Output each line of the material exactly as it stands.

%%

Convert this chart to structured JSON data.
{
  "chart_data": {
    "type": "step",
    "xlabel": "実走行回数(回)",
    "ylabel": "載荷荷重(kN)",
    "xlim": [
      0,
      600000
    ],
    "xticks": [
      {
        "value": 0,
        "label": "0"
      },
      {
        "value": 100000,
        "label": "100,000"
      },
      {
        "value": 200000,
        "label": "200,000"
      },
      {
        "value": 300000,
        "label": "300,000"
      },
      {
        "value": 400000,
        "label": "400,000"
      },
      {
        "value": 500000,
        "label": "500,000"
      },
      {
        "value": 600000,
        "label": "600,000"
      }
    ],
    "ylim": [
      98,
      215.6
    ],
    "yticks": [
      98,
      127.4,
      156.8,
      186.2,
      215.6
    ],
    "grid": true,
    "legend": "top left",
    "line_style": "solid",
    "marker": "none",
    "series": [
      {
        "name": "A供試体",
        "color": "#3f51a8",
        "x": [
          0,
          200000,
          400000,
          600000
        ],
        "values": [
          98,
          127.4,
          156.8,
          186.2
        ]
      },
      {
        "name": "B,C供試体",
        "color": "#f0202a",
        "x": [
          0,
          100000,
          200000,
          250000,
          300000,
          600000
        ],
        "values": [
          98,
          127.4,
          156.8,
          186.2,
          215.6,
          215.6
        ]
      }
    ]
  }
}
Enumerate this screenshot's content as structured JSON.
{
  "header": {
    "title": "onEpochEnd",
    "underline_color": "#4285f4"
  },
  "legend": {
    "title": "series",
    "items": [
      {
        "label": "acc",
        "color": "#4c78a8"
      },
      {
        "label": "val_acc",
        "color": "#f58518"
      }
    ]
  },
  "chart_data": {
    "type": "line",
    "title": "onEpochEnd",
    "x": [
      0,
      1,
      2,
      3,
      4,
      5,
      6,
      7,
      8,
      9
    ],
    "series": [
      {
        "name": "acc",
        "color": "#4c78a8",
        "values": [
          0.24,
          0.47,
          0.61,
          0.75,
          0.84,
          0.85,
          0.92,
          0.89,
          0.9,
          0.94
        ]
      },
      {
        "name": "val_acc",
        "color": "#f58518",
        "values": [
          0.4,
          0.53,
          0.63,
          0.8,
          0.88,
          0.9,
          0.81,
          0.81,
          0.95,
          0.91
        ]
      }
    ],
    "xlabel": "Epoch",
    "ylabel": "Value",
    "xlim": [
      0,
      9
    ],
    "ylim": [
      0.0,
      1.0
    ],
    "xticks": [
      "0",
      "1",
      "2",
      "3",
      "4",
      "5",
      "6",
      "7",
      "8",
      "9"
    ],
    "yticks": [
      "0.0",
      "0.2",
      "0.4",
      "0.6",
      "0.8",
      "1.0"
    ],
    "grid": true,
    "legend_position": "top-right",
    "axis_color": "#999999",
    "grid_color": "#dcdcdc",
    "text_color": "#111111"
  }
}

%%

## EXERCISE OUTPUT
Convert this chart to structured JSON data.
{
  "chart_data": {
    "type": "step",
    "xlabel": "実走行回数(回)",
    "ylabel": "載荷荷重(kN)",
    "xlim": [
      0,
      600000
    ],
    "xticks": [
      {
        "value": 0,
        "label": "0"
      },
      {
        "value": 100000,
        "label": "100,000"
      },
      {
        "value": 200000,
        "label": "200,000"
      },
      {
        "value": 300000,
        "label": "300,000"
      },
      {
        "value": 400000,
        "label": "400,000"
      },
      {
        "value": 500000,
        "label": "500,000"
      },
      {
        "value": 600000,
        "label": "600,000"
      }
    ],
    "ylim": [
      98,
      215.6
    ],
    "yticks": [
      98,
      127.4,
      156.8,
      186.2,
      215.6
    ],
    "grid": true,
    "legend": "top left",
    "line_style": "solid",
    "marker": "none",
    "series": [
      {
        "name": "A供試体",
        "color": "#3f51a8",
        "x": [
          0,
          200000,
          400000,
          600000
        ],
        "values": [
          98,
          127.4,
          156.8,
          186.2
        ]
      },
      {
        "name": "B,C供試体",
        "color": "#f0202a",
        "x": [
          0,
          100000,
          200000,
          250000,
          300000,
          600000
        ],
        "values": [
          98,
          127.4,
          156.8,
          186.2,
          215.6,
          215.6
        ]
      }
    ]
  }
}
Enumerate this screenshot's content as structured JSON.
{
  "header": {
    "title": "onEpochEnd",
    "underline_color": "#4285f4"
  },
  "legend": {
    "title": "series",
    "items": [
      {
        "label": "acc",
        "color": "#4c78a8"
      },
      {
        "label": "val_acc",
        "color": "#f58518"
      }
    ]
  },
  "chart_data": {
    "type": "line",
    "title": "onEpochEnd",
    "x": [
      0,
      1,
      2,
      3,
      4,
      5,
      6,
      7,
      8,
      9
    ],
    "series": [
      {
        "name": "acc",
        "color": "#4c78a8",
        "values": [
          0.24,
          0.47,
          0.61,
          0.75,
          0.84,
          0.85,
          0.92,
          0.89,
          0.9,
          0.94
        ]
      },
      {
        "name": "val_acc",
        "color": "#f58518",
        "values": [
          0.4,
          0.53,
          0.63,
          0.8,
          0.88,
          0.9,
          0.81,
          0.81,
          0.95,
          0.91
        ]
      }
    ],
    "xlabel": "Epoch",
    "ylabel": "Value",
    "xlim": [
      0,
      9
    ],
    "ylim": [
      0.0,
      1.0
    ],
    "xticks": [
      "0",
      "1",
      "2",
      "3",
      "4",
      "5",
      "6",
      "7",
      "8",
      "9"
    ],
    "yticks": [
      "0.0",
      "0.2",
      "0.4",
      "0.6",
      "0.8",
      "1.0"
    ],
    "grid": true,
    "legend_position": "top-right",
    "axis_color": "#999999",
    "grid_color": "#dcdcdc",
    "text_color": "#111111"
  }
}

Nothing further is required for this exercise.